WHAT IS BEING ASKED:
Although the entries hold pictures, only their words are printed back, exactly as given.
Top of GIVEN DATA
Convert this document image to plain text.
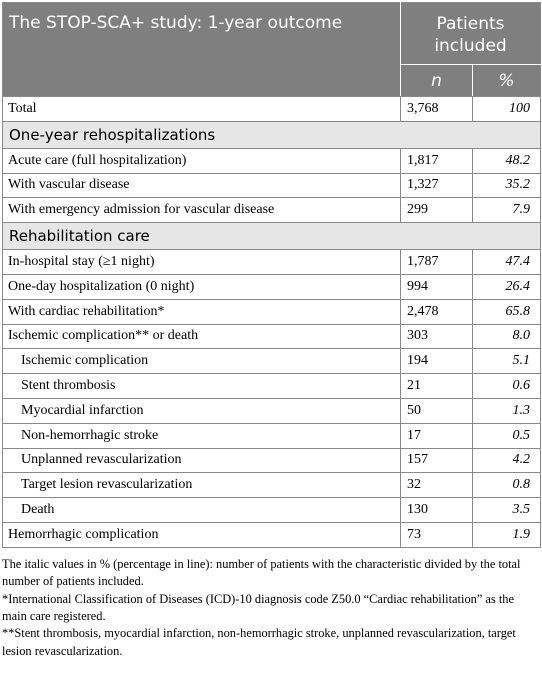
The STOP-SCA+ study: 1-year outcome	Patients
included	
	n	%
Total	3,768	100
One-year rehospitalizations		
Acute care (full hospitalization)	1,817	48.2
With vascular disease	1,327	35.2
With emergency admission for vascular disease	299	7.9
Rehabilitation care		
In-hospital stay (≥1 night)	1,787	47.4
One-day hospitalization (0 night)	994	26.4
With cardiac rehabilitation*	2,478	65.8
Ischemic complication** or death	303	8.0
Ischemic complication	194	5.1
Stent thrombosis	21	0.6
Myocardial infarction	50	1.3
Non-hemorrhagic stroke	17	0.5
Unplanned revascularization	157	4.2
Target lesion revascularization	32	0.8
Death	130	3.5
Hemorrhagic complication	73	1.9

The italic values in % (percentage in line): number of patients with the characteristic divided by the total number of patients included.

*International Classification of Diseases (ICD)-10 diagnosis code Z50.0 “Cardiac rehabilitation” as the main care registered.

**Stent thrombosis, myocardial infarction, non-hemorrhagic stroke, unplanned revascularization, target lesion revascularization.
Bottom of GIVEN DATA
TASK RESPONSE:
Convert this document image to plain text.
The STOP-SCA+ study: 1-year outcome	Patients
included	
	n	%
Total	3,768	100
One-year rehospitalizations		
Acute care (full hospitalization)	1,817	48.2
With vascular disease	1,327	35.2
With emergency admission for vascular disease	299	7.9
Rehabilitation care		
In-hospital stay (≥1 night)	1,787	47.4
One-day hospitalization (0 night)	994	26.4
With cardiac rehabilitation*	2,478	65.8
Ischemic complication** or death	303	8.0
Ischemic complication	194	5.1
Stent thrombosis	21	0.6
Myocardial infarction	50	1.3
Non-hemorrhagic stroke	17	0.5
Unplanned revascularization	157	4.2
Target lesion revascularization	32	0.8
Death	130	3.5
Hemorrhagic complication	73	1.9

The italic values in % (percentage in line): number of patients with the characteristic divided by the total number of patients included.

*International Classification of Diseases (ICD)-10 diagnosis code Z50.0 “Cardiac rehabilitation” as the main care registered.

**Stent thrombosis, myocardial infarction, non-hemorrhagic stroke, unplanned revascularization, target lesion revascularization.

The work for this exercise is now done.